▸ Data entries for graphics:
========

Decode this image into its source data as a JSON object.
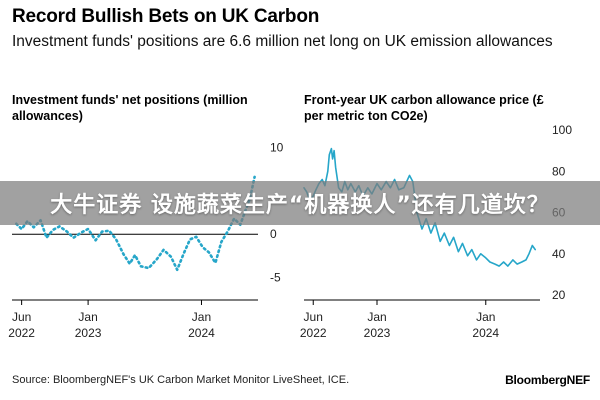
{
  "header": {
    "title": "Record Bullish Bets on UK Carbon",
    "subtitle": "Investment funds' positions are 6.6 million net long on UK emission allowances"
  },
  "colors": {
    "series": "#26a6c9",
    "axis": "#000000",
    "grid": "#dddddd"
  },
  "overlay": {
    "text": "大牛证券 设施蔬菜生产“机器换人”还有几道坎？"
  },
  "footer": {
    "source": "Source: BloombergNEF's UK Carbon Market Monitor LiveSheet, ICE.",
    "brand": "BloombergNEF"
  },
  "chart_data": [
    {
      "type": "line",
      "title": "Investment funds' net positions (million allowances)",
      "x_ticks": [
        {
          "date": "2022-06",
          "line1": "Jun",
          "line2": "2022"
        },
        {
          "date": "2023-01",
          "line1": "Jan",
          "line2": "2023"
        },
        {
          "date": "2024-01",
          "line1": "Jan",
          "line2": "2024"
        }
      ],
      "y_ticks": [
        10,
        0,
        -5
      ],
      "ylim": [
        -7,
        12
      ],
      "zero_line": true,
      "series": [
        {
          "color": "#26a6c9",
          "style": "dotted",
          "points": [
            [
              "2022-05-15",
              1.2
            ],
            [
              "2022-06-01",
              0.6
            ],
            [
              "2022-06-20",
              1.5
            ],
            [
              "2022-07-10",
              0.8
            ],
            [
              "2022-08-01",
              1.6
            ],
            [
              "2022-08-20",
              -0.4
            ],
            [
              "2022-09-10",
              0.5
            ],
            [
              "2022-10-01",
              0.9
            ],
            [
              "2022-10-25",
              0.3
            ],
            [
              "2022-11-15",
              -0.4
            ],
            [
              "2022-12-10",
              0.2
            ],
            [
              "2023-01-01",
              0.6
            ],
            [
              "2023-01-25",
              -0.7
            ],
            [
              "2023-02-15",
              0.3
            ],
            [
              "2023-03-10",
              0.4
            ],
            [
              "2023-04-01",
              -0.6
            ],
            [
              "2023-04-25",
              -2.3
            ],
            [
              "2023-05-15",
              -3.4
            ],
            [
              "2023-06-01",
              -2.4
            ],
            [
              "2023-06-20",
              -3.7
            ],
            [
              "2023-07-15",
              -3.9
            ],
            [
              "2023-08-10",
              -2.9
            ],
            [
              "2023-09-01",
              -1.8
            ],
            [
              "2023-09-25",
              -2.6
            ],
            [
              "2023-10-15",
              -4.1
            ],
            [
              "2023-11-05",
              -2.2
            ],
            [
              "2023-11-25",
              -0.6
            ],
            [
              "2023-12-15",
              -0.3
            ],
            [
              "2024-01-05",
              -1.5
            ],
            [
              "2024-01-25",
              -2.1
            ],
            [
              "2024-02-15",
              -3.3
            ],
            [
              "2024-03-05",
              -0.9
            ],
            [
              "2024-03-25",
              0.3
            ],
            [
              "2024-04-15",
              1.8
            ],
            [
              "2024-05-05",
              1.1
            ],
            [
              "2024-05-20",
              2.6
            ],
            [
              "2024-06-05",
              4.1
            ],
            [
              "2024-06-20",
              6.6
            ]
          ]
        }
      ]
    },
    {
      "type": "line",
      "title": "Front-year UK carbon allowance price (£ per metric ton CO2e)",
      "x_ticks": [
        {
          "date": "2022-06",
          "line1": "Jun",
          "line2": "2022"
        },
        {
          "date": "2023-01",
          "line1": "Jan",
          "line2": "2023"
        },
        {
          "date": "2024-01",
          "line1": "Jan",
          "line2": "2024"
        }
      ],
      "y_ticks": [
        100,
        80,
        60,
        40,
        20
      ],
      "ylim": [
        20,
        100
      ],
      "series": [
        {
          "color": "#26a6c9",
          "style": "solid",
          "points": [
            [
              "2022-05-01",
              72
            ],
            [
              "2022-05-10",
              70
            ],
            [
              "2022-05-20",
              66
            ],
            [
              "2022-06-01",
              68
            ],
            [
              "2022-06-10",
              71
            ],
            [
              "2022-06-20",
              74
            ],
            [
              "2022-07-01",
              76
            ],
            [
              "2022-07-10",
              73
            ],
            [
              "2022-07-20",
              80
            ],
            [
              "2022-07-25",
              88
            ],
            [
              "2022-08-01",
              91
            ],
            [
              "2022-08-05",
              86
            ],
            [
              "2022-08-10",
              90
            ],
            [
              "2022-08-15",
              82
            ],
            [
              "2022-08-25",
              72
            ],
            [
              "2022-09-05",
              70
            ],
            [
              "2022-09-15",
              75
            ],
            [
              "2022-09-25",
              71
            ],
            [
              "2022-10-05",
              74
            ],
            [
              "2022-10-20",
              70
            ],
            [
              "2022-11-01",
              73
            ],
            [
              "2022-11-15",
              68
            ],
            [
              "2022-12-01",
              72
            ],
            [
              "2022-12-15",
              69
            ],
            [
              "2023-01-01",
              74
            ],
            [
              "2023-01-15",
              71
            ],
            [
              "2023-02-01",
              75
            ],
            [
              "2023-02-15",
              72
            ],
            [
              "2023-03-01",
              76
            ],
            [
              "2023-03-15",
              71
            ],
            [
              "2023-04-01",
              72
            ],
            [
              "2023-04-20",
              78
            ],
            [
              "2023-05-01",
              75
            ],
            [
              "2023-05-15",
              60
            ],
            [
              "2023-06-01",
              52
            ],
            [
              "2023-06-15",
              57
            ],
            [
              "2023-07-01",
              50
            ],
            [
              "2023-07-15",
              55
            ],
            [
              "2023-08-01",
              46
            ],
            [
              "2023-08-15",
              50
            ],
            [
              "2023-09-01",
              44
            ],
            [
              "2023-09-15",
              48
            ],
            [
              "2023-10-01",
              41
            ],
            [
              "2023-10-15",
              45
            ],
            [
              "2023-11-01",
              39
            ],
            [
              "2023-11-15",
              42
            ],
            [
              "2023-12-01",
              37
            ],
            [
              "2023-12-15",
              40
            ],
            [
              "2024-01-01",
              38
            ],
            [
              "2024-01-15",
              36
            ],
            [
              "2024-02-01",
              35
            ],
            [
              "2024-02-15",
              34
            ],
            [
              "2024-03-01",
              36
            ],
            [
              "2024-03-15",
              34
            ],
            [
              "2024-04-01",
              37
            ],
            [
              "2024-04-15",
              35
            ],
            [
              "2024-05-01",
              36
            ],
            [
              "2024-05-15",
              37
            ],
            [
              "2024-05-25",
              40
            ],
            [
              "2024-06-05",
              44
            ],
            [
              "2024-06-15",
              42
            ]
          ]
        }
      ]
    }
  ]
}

========

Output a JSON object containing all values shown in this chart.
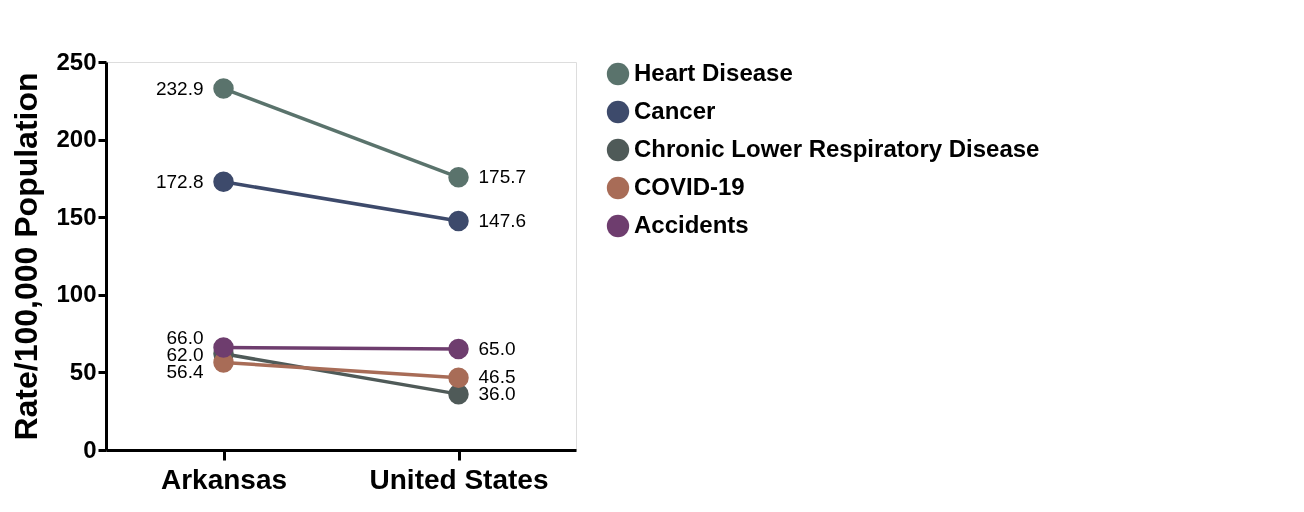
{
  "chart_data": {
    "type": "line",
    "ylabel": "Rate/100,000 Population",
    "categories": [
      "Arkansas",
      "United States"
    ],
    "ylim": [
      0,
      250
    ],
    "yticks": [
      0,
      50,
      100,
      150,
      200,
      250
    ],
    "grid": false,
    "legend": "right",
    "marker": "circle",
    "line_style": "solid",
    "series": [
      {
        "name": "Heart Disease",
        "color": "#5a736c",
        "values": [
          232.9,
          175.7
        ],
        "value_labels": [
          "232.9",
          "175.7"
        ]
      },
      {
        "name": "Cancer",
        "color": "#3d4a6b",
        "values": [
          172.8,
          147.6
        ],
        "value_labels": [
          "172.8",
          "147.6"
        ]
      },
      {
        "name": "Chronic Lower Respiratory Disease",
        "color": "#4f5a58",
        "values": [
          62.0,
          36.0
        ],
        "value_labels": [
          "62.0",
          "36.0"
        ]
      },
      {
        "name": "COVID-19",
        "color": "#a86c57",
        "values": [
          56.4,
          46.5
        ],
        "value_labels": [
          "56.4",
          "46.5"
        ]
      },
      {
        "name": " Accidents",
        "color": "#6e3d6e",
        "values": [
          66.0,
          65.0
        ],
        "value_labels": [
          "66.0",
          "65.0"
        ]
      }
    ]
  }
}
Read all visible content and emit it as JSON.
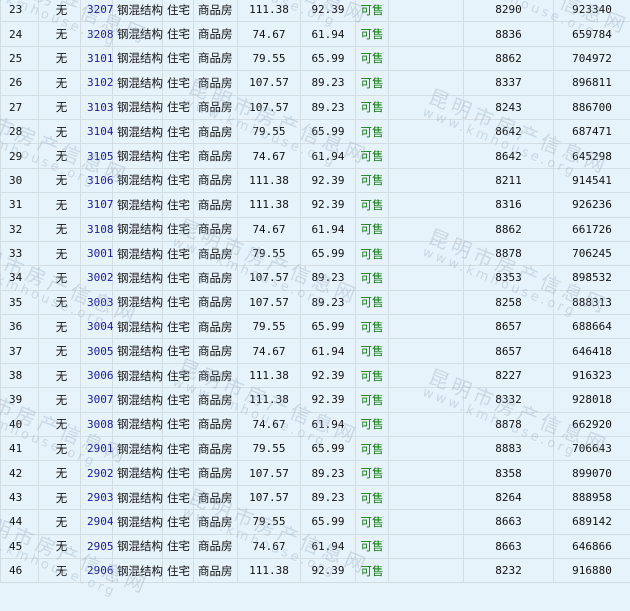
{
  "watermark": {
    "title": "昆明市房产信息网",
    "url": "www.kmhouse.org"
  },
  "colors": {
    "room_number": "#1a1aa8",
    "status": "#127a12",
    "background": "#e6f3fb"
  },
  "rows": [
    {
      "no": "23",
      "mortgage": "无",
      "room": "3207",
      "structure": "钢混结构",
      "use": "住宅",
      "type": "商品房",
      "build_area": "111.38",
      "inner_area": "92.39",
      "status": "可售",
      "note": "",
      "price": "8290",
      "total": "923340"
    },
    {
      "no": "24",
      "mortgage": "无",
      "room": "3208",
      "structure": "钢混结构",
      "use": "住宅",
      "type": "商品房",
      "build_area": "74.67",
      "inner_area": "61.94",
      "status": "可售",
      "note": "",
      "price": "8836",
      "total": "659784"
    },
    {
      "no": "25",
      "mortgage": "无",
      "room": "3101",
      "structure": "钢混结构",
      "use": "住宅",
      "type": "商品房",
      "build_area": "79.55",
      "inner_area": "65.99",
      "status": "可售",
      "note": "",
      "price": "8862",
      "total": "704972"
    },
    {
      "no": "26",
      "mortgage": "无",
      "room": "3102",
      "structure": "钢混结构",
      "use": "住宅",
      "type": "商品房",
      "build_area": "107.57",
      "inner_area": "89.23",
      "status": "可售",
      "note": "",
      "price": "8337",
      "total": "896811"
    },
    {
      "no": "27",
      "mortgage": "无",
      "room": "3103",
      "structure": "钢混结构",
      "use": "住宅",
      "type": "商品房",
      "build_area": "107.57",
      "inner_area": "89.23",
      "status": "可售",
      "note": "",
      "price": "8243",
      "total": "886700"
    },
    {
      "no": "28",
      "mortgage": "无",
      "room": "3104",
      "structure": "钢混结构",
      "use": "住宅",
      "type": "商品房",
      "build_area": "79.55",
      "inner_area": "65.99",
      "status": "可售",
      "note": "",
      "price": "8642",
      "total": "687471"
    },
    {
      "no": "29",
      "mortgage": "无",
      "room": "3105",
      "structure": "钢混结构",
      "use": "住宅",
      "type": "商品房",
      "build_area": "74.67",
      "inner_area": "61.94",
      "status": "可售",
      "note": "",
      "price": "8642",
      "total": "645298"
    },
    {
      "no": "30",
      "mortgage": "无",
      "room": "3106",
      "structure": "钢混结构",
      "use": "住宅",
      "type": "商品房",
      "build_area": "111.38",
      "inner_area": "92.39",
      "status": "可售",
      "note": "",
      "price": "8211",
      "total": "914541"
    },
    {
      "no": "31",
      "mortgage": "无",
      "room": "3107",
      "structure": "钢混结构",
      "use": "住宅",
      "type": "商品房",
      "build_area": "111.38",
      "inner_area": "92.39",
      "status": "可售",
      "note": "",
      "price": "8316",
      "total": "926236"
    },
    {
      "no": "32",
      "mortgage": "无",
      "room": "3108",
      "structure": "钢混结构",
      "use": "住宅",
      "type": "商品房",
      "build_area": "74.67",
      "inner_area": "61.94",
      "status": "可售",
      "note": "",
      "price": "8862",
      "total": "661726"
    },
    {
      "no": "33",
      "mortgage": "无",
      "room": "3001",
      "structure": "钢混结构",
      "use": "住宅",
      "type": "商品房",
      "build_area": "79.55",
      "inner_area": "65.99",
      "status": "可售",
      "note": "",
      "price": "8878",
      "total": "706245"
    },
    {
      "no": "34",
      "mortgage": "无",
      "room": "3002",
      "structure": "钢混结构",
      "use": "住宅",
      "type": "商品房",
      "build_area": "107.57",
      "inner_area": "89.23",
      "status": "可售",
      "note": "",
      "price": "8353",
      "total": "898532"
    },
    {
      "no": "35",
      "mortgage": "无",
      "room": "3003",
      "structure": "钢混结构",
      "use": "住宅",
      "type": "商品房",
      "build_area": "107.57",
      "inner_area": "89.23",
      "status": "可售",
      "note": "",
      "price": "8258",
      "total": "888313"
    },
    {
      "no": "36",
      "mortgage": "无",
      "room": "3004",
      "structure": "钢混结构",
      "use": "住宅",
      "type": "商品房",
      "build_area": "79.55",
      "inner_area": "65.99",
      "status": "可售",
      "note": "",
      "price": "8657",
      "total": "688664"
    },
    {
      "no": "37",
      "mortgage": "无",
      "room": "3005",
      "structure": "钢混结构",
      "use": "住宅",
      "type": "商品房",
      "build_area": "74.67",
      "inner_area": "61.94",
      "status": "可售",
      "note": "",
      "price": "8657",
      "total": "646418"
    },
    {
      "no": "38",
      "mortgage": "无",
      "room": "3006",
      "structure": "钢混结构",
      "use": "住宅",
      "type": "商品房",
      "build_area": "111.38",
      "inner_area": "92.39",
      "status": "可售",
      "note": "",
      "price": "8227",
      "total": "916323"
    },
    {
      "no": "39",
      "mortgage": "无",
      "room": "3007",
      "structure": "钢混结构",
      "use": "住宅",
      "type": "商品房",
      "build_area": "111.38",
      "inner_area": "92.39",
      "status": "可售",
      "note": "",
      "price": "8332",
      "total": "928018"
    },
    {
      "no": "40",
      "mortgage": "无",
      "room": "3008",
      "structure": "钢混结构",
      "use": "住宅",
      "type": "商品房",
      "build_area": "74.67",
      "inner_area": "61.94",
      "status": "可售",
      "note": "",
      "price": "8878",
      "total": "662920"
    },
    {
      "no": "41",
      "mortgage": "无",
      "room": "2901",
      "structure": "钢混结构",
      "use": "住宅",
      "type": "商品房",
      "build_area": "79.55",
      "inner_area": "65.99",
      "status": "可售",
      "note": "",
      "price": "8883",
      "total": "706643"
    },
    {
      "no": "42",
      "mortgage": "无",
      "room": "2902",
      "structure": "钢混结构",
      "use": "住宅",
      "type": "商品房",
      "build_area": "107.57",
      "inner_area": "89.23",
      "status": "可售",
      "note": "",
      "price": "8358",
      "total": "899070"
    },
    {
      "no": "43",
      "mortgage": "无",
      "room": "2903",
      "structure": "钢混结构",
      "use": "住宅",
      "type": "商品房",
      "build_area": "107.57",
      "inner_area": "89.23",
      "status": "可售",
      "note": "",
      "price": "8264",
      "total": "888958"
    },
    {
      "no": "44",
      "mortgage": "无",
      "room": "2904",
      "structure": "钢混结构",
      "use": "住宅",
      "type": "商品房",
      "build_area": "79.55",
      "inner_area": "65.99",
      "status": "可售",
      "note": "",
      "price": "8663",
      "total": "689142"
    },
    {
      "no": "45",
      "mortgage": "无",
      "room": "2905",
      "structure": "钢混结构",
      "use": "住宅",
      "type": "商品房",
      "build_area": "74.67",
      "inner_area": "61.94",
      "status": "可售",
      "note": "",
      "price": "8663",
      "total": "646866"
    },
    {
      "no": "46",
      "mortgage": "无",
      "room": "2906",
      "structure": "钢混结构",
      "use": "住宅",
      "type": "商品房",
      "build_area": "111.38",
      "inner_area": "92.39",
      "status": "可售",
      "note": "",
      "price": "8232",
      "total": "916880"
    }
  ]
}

========

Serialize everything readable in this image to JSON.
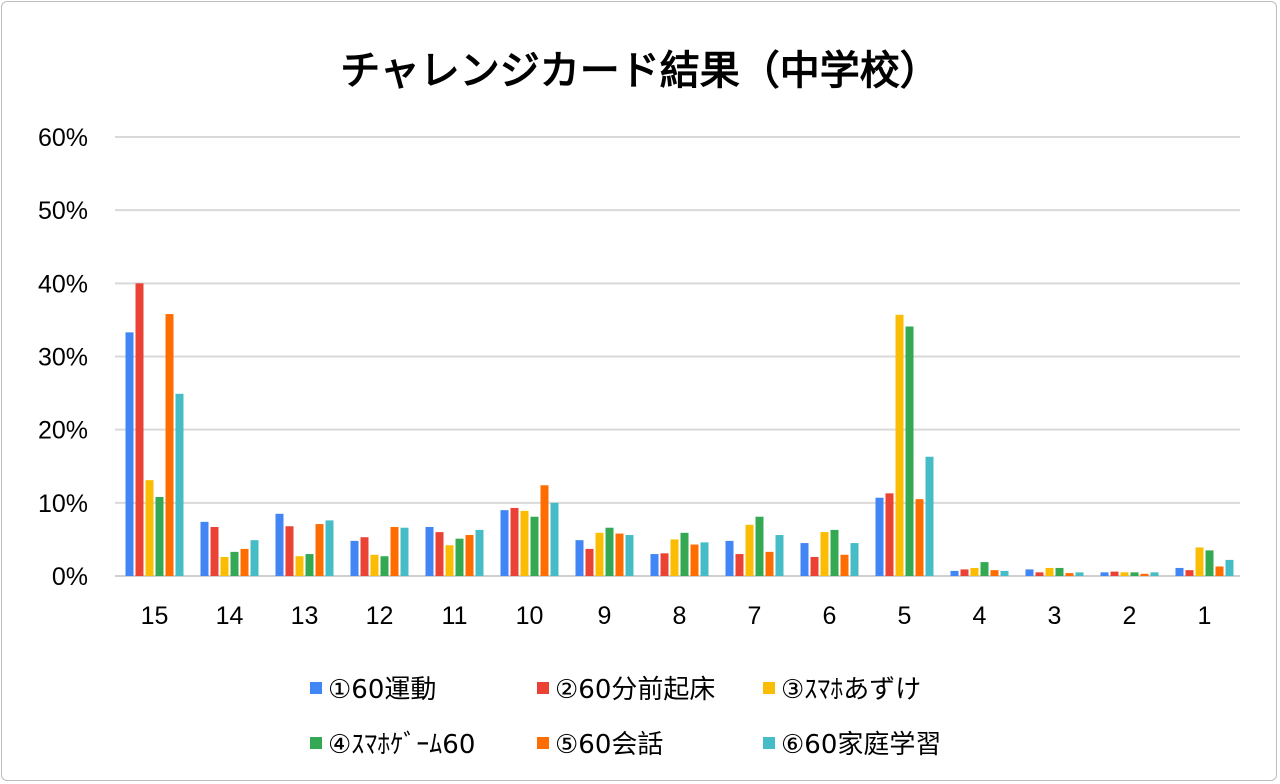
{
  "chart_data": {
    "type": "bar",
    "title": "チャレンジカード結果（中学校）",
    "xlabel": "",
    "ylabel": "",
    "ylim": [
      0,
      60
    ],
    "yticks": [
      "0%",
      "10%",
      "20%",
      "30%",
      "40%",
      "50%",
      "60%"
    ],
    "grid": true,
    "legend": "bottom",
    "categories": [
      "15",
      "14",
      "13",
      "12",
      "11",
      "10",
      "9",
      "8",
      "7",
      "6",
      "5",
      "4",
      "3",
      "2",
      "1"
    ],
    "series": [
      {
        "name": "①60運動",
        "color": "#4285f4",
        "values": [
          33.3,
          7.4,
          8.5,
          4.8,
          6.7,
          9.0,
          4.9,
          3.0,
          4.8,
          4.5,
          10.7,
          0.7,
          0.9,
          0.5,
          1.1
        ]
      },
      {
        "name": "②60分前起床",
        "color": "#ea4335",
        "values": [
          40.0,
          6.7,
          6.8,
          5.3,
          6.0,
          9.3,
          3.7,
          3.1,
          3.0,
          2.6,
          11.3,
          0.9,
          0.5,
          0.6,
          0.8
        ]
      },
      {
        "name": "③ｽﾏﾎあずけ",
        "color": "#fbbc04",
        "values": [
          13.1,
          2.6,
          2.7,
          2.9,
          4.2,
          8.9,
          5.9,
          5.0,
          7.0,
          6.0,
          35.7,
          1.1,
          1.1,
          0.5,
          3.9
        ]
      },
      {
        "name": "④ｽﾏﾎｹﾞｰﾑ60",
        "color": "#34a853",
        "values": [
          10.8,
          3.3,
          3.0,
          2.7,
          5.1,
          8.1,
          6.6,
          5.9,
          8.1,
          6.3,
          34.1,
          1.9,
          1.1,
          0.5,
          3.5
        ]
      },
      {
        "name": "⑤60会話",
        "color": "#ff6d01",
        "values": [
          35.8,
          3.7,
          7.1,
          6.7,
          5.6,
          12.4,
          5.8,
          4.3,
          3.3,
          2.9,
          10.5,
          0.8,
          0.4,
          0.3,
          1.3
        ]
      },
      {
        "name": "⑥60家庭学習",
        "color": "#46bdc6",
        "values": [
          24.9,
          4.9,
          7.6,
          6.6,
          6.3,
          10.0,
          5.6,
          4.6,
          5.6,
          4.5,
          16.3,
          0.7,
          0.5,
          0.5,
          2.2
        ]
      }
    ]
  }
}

========

▸ Work to do: Give only the number of lines in the data that hold the word "BloombergNEF".

▸ Exercise output: 2